- **REQUIREMENTS**
Collect each line holding the string "color".

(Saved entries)
******************************
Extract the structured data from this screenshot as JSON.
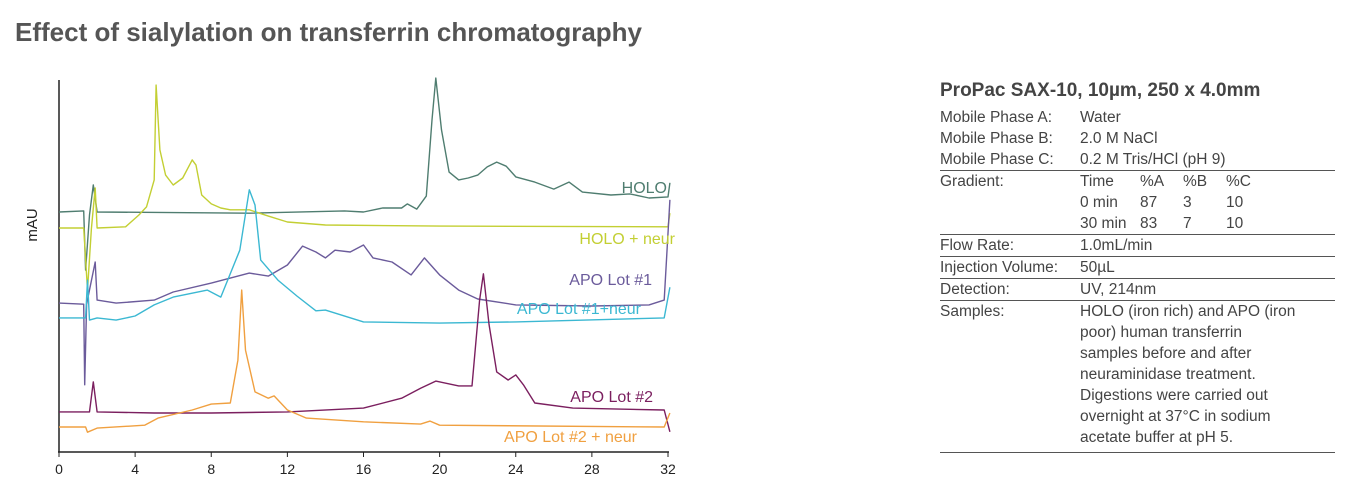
{
  "title": "Effect of sialylation on transferrin chromatography",
  "panel": {
    "title": "ProPac SAX-10, 10µm, 250 x 4.0mm",
    "mobile_phases": [
      {
        "label": "Mobile Phase A:",
        "value": "Water"
      },
      {
        "label": "Mobile Phase B:",
        "value": "2.0 M NaCl"
      },
      {
        "label": "Mobile Phase C:",
        "value": "0.2 M Tris/HCl (pH 9)"
      }
    ],
    "gradient_label": "Gradient:",
    "gradient": [
      [
        "Time",
        "%A",
        "%B",
        "%C"
      ],
      [
        "0 min",
        "87",
        "3",
        "10"
      ],
      [
        "30 min",
        "83",
        "7",
        "10"
      ]
    ],
    "flow_label": "Flow Rate:",
    "flow": "1.0mL/min",
    "inj_label": "Injection Volume:",
    "inj": "50µL",
    "det_label": "Detection:",
    "det": "UV, 214nm",
    "samples_label": "Samples:",
    "samples": [
      "HOLO (iron rich) and APO (iron",
      "poor) human transferrin",
      "samples before and after",
      "neuraminidase treatment.",
      "Digestions were carried out",
      "overnight at 37°C in sodium",
      "acetate buffer at pH 5."
    ]
  },
  "chart_data": {
    "type": "line",
    "title": "Effect of sialylation on transferrin chromatography",
    "xlabel": "",
    "ylabel": "mAU",
    "xlim": [
      0,
      32
    ],
    "ylim": [
      0,
      100
    ],
    "xticks": [
      0,
      4,
      8,
      12,
      16,
      20,
      24,
      28,
      32
    ],
    "grid": false,
    "series": [
      {
        "name": "HOLO",
        "color": "#4f7d70",
        "points": [
          [
            0,
            63.5
          ],
          [
            1.3,
            63.8
          ],
          [
            1.4,
            47.8
          ],
          [
            1.6,
            62.7
          ],
          [
            1.8,
            70.8
          ],
          [
            2,
            63.5
          ],
          [
            10,
            63.2
          ],
          [
            15,
            63.8
          ],
          [
            16,
            63.5
          ],
          [
            17,
            64.6
          ],
          [
            18,
            64.6
          ],
          [
            18.3,
            65.7
          ],
          [
            18.8,
            64.3
          ],
          [
            19.3,
            67.8
          ],
          [
            19.6,
            88.4
          ],
          [
            19.8,
            99.7
          ],
          [
            20.1,
            85.7
          ],
          [
            20.5,
            74.3
          ],
          [
            21,
            72.2
          ],
          [
            21.5,
            72.7
          ],
          [
            22,
            73.5
          ],
          [
            22.5,
            75.7
          ],
          [
            23,
            77
          ],
          [
            23.5,
            75.9
          ],
          [
            24,
            73
          ],
          [
            25,
            71.6
          ],
          [
            26,
            69.7
          ],
          [
            26.8,
            71.6
          ],
          [
            27.5,
            68.9
          ],
          [
            29,
            68.1
          ],
          [
            30,
            68.4
          ],
          [
            31,
            67.3
          ],
          [
            32,
            67.6
          ],
          [
            32.1,
            71.4
          ]
        ]
      },
      {
        "name": "HOLO +  neur",
        "color": "#c3cf33",
        "points": [
          [
            0,
            59.2
          ],
          [
            1.3,
            59.2
          ],
          [
            1.5,
            42.4
          ],
          [
            1.7,
            59
          ],
          [
            1.9,
            70
          ],
          [
            2,
            59.2
          ],
          [
            3.5,
            59.5
          ],
          [
            4.2,
            62.7
          ],
          [
            4.6,
            64.9
          ],
          [
            5,
            72.2
          ],
          [
            5.1,
            97.8
          ],
          [
            5.3,
            80.3
          ],
          [
            5.6,
            73.5
          ],
          [
            6,
            70.8
          ],
          [
            6.5,
            72.7
          ],
          [
            7,
            77.6
          ],
          [
            7.2,
            76.2
          ],
          [
            7.5,
            68.1
          ],
          [
            8,
            65.7
          ],
          [
            8.5,
            64.6
          ],
          [
            9,
            64.1
          ],
          [
            10,
            64.1
          ],
          [
            11,
            62.4
          ],
          [
            12,
            60.8
          ],
          [
            14,
            60
          ],
          [
            20,
            59.7
          ],
          [
            32,
            59.5
          ],
          [
            32.1,
            63.2
          ]
        ]
      },
      {
        "name": "APO Lot #1",
        "color": "#6b5b9b",
        "points": [
          [
            0,
            38.9
          ],
          [
            1.3,
            38.6
          ],
          [
            1.35,
            16.8
          ],
          [
            1.45,
            38.6
          ],
          [
            1.9,
            50
          ],
          [
            2,
            39.7
          ],
          [
            3,
            38.9
          ],
          [
            5,
            39.7
          ],
          [
            6,
            41.9
          ],
          [
            8,
            44.3
          ],
          [
            10,
            47
          ],
          [
            11,
            46.2
          ],
          [
            12,
            49.2
          ],
          [
            12.8,
            54.3
          ],
          [
            13.5,
            52.7
          ],
          [
            14,
            51.1
          ],
          [
            14.5,
            53.2
          ],
          [
            15.3,
            52.7
          ],
          [
            16,
            54.6
          ],
          [
            16.5,
            51.1
          ],
          [
            17.5,
            50
          ],
          [
            18.5,
            46.5
          ],
          [
            19.2,
            51.1
          ],
          [
            20,
            46.5
          ],
          [
            21,
            42.4
          ],
          [
            22,
            40
          ],
          [
            24,
            38.4
          ],
          [
            28,
            38.1
          ],
          [
            31,
            38.4
          ],
          [
            31.8,
            39.7
          ],
          [
            32.1,
            66.8
          ]
        ]
      },
      {
        "name": "APO Lot #1+neur",
        "color": "#3bb8d2",
        "points": [
          [
            0,
            34.9
          ],
          [
            1.4,
            34.9
          ],
          [
            1.5,
            45.1
          ],
          [
            1.6,
            34.3
          ],
          [
            2,
            34.9
          ],
          [
            3,
            34.3
          ],
          [
            4,
            35.4
          ],
          [
            5,
            38.4
          ],
          [
            6,
            40.5
          ],
          [
            7.8,
            42.4
          ],
          [
            8.5,
            40.5
          ],
          [
            9.5,
            53.2
          ],
          [
            10,
            69.5
          ],
          [
            10.3,
            65.4
          ],
          [
            10.6,
            50.5
          ],
          [
            11.5,
            45.1
          ],
          [
            12.5,
            40.8
          ],
          [
            13.5,
            36.8
          ],
          [
            14,
            37
          ],
          [
            16,
            33.8
          ],
          [
            20,
            33.5
          ],
          [
            24,
            33.8
          ],
          [
            31.8,
            34.9
          ],
          [
            32.1,
            43.2
          ]
        ]
      },
      {
        "name": "APO Lot #2",
        "color": "#7b1f5f",
        "points": [
          [
            0,
            9.5
          ],
          [
            1.6,
            9.5
          ],
          [
            1.8,
            17.6
          ],
          [
            2,
            9.5
          ],
          [
            5,
            9.2
          ],
          [
            8,
            9.2
          ],
          [
            12,
            9.5
          ],
          [
            16,
            10.5
          ],
          [
            18,
            13.2
          ],
          [
            19,
            15.9
          ],
          [
            19.8,
            17.8
          ],
          [
            21,
            16.5
          ],
          [
            21.7,
            16.5
          ],
          [
            22.1,
            39.7
          ],
          [
            22.3,
            46.8
          ],
          [
            22.6,
            33
          ],
          [
            23,
            20.3
          ],
          [
            23.6,
            18.1
          ],
          [
            24,
            19.5
          ],
          [
            24.4,
            16.8
          ],
          [
            25,
            11.9
          ],
          [
            27,
            10.5
          ],
          [
            31.8,
            10
          ],
          [
            32.1,
            4.1
          ]
        ]
      },
      {
        "name": "APO Lot #2 + neur",
        "color": "#f0a040",
        "points": [
          [
            0,
            5.4
          ],
          [
            1.4,
            5.4
          ],
          [
            1.5,
            4
          ],
          [
            2,
            5.1
          ],
          [
            4.5,
            5.9
          ],
          [
            5.2,
            7.8
          ],
          [
            7,
            10
          ],
          [
            8,
            11.6
          ],
          [
            9,
            11.9
          ],
          [
            9.4,
            23.5
          ],
          [
            9.6,
            42.4
          ],
          [
            9.8,
            26.2
          ],
          [
            10.3,
            14.9
          ],
          [
            11,
            13.2
          ],
          [
            11.3,
            13.8
          ],
          [
            12,
            10
          ],
          [
            13,
            7.8
          ],
          [
            16,
            6.8
          ],
          [
            19,
            6.2
          ],
          [
            19.5,
            7
          ],
          [
            20,
            5.9
          ],
          [
            31.8,
            5.4
          ],
          [
            32.1,
            9.2
          ]
        ]
      }
    ]
  }
}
******************************
- **RESULT**
        "color": "#4f7d70",
        "color": "#c3cf33",
        "color": "#6b5b9b",
        "color": "#3bb8d2",
        "color": "#7b1f5f",
        "color": "#f0a040",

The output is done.